Reproduce every record below exactly as it appears.

======== PROVIDED RECORDS ========

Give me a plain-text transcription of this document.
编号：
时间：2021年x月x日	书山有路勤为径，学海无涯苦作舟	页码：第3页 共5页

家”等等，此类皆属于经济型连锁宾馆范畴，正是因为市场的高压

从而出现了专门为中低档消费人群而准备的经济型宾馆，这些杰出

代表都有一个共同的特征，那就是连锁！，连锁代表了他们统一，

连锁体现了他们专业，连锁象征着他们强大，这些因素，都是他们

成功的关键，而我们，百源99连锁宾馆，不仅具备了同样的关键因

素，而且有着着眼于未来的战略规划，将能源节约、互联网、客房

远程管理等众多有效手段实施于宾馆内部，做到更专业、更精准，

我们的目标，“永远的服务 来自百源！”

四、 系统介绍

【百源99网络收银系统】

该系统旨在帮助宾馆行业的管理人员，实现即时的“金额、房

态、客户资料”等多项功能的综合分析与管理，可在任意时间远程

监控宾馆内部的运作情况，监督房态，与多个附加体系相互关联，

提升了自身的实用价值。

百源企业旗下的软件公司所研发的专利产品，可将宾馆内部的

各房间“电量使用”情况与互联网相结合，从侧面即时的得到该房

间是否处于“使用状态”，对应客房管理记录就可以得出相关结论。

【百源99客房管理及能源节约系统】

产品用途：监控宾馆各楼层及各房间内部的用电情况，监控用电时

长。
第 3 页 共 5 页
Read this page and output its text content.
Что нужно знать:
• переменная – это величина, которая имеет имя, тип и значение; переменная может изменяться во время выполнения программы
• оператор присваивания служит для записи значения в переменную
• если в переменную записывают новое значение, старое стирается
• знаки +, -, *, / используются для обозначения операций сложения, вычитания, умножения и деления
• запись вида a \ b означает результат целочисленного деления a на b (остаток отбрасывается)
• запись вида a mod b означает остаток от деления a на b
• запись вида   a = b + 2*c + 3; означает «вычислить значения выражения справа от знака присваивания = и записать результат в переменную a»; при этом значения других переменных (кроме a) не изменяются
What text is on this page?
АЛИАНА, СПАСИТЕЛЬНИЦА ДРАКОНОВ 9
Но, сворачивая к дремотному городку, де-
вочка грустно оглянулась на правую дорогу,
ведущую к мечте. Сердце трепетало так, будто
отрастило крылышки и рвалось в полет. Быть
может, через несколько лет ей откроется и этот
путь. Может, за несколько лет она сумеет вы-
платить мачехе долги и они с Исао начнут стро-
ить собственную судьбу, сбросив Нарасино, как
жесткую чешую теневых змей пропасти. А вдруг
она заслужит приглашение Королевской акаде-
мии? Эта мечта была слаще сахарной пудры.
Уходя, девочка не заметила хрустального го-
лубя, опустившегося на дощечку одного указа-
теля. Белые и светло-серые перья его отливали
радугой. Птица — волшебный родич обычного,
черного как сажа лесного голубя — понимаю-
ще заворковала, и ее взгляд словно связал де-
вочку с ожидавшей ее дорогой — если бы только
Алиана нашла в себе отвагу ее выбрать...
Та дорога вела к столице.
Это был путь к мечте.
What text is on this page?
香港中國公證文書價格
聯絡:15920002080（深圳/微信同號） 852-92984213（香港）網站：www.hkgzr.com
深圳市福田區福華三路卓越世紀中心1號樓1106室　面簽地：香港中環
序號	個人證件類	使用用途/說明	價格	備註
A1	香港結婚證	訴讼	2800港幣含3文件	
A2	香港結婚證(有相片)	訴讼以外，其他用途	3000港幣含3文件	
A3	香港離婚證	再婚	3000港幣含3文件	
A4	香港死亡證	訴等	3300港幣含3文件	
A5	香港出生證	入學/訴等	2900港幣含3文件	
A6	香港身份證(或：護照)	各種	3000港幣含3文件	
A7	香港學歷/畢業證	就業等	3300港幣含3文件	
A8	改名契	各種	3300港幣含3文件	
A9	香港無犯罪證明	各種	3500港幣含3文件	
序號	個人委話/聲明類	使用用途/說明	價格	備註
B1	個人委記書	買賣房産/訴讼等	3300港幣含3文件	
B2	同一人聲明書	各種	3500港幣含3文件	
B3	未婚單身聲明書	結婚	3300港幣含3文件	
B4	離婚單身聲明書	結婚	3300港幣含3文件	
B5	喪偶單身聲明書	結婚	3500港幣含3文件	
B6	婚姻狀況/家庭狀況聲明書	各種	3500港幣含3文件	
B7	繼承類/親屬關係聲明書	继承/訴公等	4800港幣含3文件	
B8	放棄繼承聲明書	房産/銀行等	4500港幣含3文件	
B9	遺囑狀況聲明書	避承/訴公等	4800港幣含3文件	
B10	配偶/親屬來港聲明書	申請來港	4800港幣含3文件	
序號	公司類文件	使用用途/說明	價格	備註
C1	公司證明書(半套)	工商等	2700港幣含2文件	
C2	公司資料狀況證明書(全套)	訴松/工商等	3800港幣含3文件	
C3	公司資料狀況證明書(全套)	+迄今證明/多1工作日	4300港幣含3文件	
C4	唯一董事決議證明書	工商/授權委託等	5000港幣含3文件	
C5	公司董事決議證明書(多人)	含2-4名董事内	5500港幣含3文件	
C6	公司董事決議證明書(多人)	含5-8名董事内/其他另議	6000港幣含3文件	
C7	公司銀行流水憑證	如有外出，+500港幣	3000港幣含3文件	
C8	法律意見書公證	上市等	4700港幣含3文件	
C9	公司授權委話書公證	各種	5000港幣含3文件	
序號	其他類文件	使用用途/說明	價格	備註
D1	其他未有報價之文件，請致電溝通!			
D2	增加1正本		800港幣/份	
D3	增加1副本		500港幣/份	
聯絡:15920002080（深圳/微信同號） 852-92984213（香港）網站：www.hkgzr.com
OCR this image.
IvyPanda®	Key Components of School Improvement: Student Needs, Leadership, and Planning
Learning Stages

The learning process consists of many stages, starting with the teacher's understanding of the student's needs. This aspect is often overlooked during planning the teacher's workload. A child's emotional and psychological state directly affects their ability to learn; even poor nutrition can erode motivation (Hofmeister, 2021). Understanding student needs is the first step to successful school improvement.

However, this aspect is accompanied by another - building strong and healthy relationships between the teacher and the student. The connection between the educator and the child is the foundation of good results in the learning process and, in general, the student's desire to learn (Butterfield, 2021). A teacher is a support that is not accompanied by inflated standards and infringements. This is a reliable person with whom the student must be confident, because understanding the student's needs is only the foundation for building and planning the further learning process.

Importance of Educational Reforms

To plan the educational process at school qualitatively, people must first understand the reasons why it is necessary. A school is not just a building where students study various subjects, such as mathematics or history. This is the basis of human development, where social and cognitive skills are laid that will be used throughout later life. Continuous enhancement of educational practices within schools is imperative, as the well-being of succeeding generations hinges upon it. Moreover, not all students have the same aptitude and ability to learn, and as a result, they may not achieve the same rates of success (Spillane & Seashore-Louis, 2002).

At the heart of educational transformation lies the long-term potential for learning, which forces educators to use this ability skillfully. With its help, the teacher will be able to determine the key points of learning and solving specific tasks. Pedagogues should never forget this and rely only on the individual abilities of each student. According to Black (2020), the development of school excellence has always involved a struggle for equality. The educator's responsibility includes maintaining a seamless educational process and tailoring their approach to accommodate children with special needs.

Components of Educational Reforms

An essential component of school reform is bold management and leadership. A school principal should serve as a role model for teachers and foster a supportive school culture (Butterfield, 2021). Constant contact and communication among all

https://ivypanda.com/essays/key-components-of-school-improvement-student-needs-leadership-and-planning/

========

**SOLUTION TO THE EXERCISE**
Give me a plain-text transcription of this document.
编号：
时间：2021年x月x日	书山有路勤为径，学海无涯苦作舟	页码：第3页 共5页

家”等等，此类皆属于经济型连锁宾馆范畴，正是因为市场的高压

从而出现了专门为中低档消费人群而准备的经济型宾馆，这些杰出

代表都有一个共同的特征，那就是连锁！，连锁代表了他们统一，

连锁体现了他们专业，连锁象征着他们强大，这些因素，都是他们

成功的关键，而我们，百源99连锁宾馆，不仅具备了同样的关键因

素，而且有着着眼于未来的战略规划，将能源节约、互联网、客房

远程管理等众多有效手段实施于宾馆内部，做到更专业、更精准，

我们的目标，“永远的服务 来自百源！”

四、 系统介绍

【百源99网络收银系统】

该系统旨在帮助宾馆行业的管理人员，实现即时的“金额、房

态、客户资料”等多项功能的综合分析与管理，可在任意时间远程

监控宾馆内部的运作情况，监督房态，与多个附加体系相互关联，

提升了自身的实用价值。

百源企业旗下的软件公司所研发的专利产品，可将宾馆内部的

各房间“电量使用”情况与互联网相结合，从侧面即时的得到该房

间是否处于“使用状态”，对应客房管理记录就可以得出相关结论。

【百源99客房管理及能源节约系统】

产品用途：监控宾馆各楼层及各房间内部的用电情况，监控用电时

长。
第 3 页 共 5 页
Read this page and output its text content.
Что нужно знать:
• переменная – это величина, которая имеет имя, тип и значение; переменная может изменяться во время выполнения программы
• оператор присваивания служит для записи значения в переменную
• если в переменную записывают новое значение, старое стирается
• знаки +, -, *, / используются для обозначения операций сложения, вычитания, умножения и деления
• запись вида a \ b означает результат целочисленного деления a на b (остаток отбрасывается)
• запись вида a mod b означает остаток от деления a на b
• запись вида   a = b + 2*c + 3; означает «вычислить значения выражения справа от знака присваивания = и записать результат в переменную a»; при этом значения других переменных (кроме a) не изменяются
What text is on this page?
АЛИАНА, СПАСИТЕЛЬНИЦА ДРАКОНОВ 9
Но, сворачивая к дремотному городку, де-
вочка грустно оглянулась на правую дорогу,
ведущую к мечте. Сердце трепетало так, будто
отрастило крылышки и рвалось в полет. Быть
может, через несколько лет ей откроется и этот
путь. Может, за несколько лет она сумеет вы-
платить мачехе долги и они с Исао начнут стро-
ить собственную судьбу, сбросив Нарасино, как
жесткую чешую теневых змей пропасти. А вдруг
она заслужит приглашение Королевской акаде-
мии? Эта мечта была слаще сахарной пудры.
Уходя, девочка не заметила хрустального го-
лубя, опустившегося на дощечку одного указа-
теля. Белые и светло-серые перья его отливали
радугой. Птица — волшебный родич обычного,
черного как сажа лесного голубя — понимаю-
ще заворковала, и ее взгляд словно связал де-
вочку с ожидавшей ее дорогой — если бы только
Алиана нашла в себе отвагу ее выбрать...
Та дорога вела к столице.
Это был путь к мечте.
What text is on this page?
香港中國公證文書價格
聯絡:15920002080（深圳/微信同號） 852-92984213（香港）網站：www.hkgzr.com
深圳市福田區福華三路卓越世紀中心1號樓1106室　面簽地：香港中環
序號	個人證件類	使用用途/說明	價格	備註
A1	香港結婚證	訴讼	2800港幣含3文件	
A2	香港結婚證(有相片)	訴讼以外，其他用途	3000港幣含3文件	
A3	香港離婚證	再婚	3000港幣含3文件	
A4	香港死亡證	訴等	3300港幣含3文件	
A5	香港出生證	入學/訴等	2900港幣含3文件	
A6	香港身份證(或：護照)	各種	3000港幣含3文件	
A7	香港學歷/畢業證	就業等	3300港幣含3文件	
A8	改名契	各種	3300港幣含3文件	
A9	香港無犯罪證明	各種	3500港幣含3文件	
序號	個人委話/聲明類	使用用途/說明	價格	備註
B1	個人委記書	買賣房産/訴讼等	3300港幣含3文件	
B2	同一人聲明書	各種	3500港幣含3文件	
B3	未婚單身聲明書	結婚	3300港幣含3文件	
B4	離婚單身聲明書	結婚	3300港幣含3文件	
B5	喪偶單身聲明書	結婚	3500港幣含3文件	
B6	婚姻狀況/家庭狀況聲明書	各種	3500港幣含3文件	
B7	繼承類/親屬關係聲明書	继承/訴公等	4800港幣含3文件	
B8	放棄繼承聲明書	房産/銀行等	4500港幣含3文件	
B9	遺囑狀況聲明書	避承/訴公等	4800港幣含3文件	
B10	配偶/親屬來港聲明書	申請來港	4800港幣含3文件	
序號	公司類文件	使用用途/說明	價格	備註
C1	公司證明書(半套)	工商等	2700港幣含2文件	
C2	公司資料狀況證明書(全套)	訴松/工商等	3800港幣含3文件	
C3	公司資料狀況證明書(全套)	+迄今證明/多1工作日	4300港幣含3文件	
C4	唯一董事決議證明書	工商/授權委託等	5000港幣含3文件	
C5	公司董事決議證明書(多人)	含2-4名董事内	5500港幣含3文件	
C6	公司董事決議證明書(多人)	含5-8名董事内/其他另議	6000港幣含3文件	
C7	公司銀行流水憑證	如有外出，+500港幣	3000港幣含3文件	
C8	法律意見書公證	上市等	4700港幣含3文件	
C9	公司授權委話書公證	各種	5000港幣含3文件	
序號	其他類文件	使用用途/說明	價格	備註
D1	其他未有報價之文件，請致電溝通!			
D2	增加1正本		800港幣/份	
D3	增加1副本		500港幣/份	
聯絡:15920002080（深圳/微信同號） 852-92984213（香港）網站：www.hkgzr.com
OCR this image.
IvyPanda®	Key Components of School Improvement: Student Needs, Leadership, and Planning
Learning Stages

The learning process consists of many stages, starting with the teacher's understanding of the student's needs. This aspect is often overlooked during planning the teacher's workload. A child's emotional and psychological state directly affects their ability to learn; even poor nutrition can erode motivation (Hofmeister, 2021). Understanding student needs is the first step to successful school improvement.

However, this aspect is accompanied by another - building strong and healthy relationships between the teacher and the student. The connection between the educator and the child is the foundation of good results in the learning process and, in general, the student's desire to learn (Butterfield, 2021). A teacher is a support that is not accompanied by inflated standards and infringements. This is a reliable person with whom the student must be confident, because understanding the student's needs is only the foundation for building and planning the further learning process.

Importance of Educational Reforms

To plan the educational process at school qualitatively, people must first understand the reasons why it is necessary. A school is not just a building where students study various subjects, such as mathematics or history. This is the basis of human development, where social and cognitive skills are laid that will be used throughout later life. Continuous enhancement of educational practices within schools is imperative, as the well-being of succeeding generations hinges upon it. Moreover, not all students have the same aptitude and ability to learn, and as a result, they may not achieve the same rates of success (Spillane & Seashore-Louis, 2002).

At the heart of educational transformation lies the long-term potential for learning, which forces educators to use this ability skillfully. With its help, the teacher will be able to determine the key points of learning and solving specific tasks. Pedagogues should never forget this and rely only on the individual abilities of each student. According to Black (2020), the development of school excellence has always involved a struggle for equality. The educator's responsibility includes maintaining a seamless educational process and tailoring their approach to accommodate children with special needs.

Components of Educational Reforms

An essential component of school reform is bold management and leadership. A school principal should serve as a role model for teachers and foster a supportive school culture (Butterfield, 2021). Constant contact and communication among all

https://ivypanda.com/essays/key-components-of-school-improvement-student-needs-leadership-and-planning/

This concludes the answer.